▶ _Required task_
Reproduce the records below exactly as they appear.

Extracted records:
## begin

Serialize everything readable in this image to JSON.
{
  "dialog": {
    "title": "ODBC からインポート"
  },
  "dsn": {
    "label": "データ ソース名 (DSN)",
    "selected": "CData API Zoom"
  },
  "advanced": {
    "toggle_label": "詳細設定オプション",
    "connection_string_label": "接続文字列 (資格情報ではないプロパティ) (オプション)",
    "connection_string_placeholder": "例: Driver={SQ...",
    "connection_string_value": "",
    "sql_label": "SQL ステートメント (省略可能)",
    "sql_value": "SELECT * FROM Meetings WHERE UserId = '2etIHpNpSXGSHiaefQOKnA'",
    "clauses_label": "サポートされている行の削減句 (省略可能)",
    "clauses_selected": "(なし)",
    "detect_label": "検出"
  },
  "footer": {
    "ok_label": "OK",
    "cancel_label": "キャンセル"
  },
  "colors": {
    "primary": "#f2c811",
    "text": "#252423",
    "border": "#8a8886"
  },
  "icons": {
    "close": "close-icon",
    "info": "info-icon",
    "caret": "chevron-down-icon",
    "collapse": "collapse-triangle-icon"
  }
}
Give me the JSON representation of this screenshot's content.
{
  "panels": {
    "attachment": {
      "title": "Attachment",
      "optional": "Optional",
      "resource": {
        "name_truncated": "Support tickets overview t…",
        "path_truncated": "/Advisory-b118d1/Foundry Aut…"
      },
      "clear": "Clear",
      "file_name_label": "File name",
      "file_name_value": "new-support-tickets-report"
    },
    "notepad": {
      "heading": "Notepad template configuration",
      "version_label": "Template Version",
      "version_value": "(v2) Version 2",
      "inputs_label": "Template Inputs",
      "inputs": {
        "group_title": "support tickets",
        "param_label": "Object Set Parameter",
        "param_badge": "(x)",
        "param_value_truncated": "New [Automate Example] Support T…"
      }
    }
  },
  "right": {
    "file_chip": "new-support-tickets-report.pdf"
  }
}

## end

▶ _Task answer_
Serialize everything readable in this image to JSON.
{
  "dialog": {
    "title": "ODBC からインポート"
  },
  "dsn": {
    "label": "データ ソース名 (DSN)",
    "selected": "CData API Zoom"
  },
  "advanced": {
    "toggle_label": "詳細設定オプション",
    "connection_string_label": "接続文字列 (資格情報ではないプロパティ) (オプション)",
    "connection_string_placeholder": "例: Driver={SQ...",
    "connection_string_value": "",
    "sql_label": "SQL ステートメント (省略可能)",
    "sql_value": "SELECT * FROM Meetings WHERE UserId = '2etIHpNpSXGSHiaefQOKnA'",
    "clauses_label": "サポートされている行の削減句 (省略可能)",
    "clauses_selected": "(なし)",
    "detect_label": "検出"
  },
  "footer": {
    "ok_label": "OK",
    "cancel_label": "キャンセル"
  },
  "colors": {
    "primary": "#f2c811",
    "text": "#252423",
    "border": "#8a8886"
  },
  "icons": {
    "close": "close-icon",
    "info": "info-icon",
    "caret": "chevron-down-icon",
    "collapse": "collapse-triangle-icon"
  }
}
Give me the JSON representation of this screenshot's content.
{
  "panels": {
    "attachment": {
      "title": "Attachment",
      "optional": "Optional",
      "resource": {
        "name_truncated": "Support tickets overview t…",
        "path_truncated": "/Advisory-b118d1/Foundry Aut…"
      },
      "clear": "Clear",
      "file_name_label": "File name",
      "file_name_value": "new-support-tickets-report"
    },
    "notepad": {
      "heading": "Notepad template configuration",
      "version_label": "Template Version",
      "version_value": "(v2) Version 2",
      "inputs_label": "Template Inputs",
      "inputs": {
        "group_title": "support tickets",
        "param_label": "Object Set Parameter",
        "param_badge": "(x)",
        "param_value_truncated": "New [Automate Example] Support T…"
      }
    }
  },
  "right": {
    "file_chip": "new-support-tickets-report.pdf"
  }
}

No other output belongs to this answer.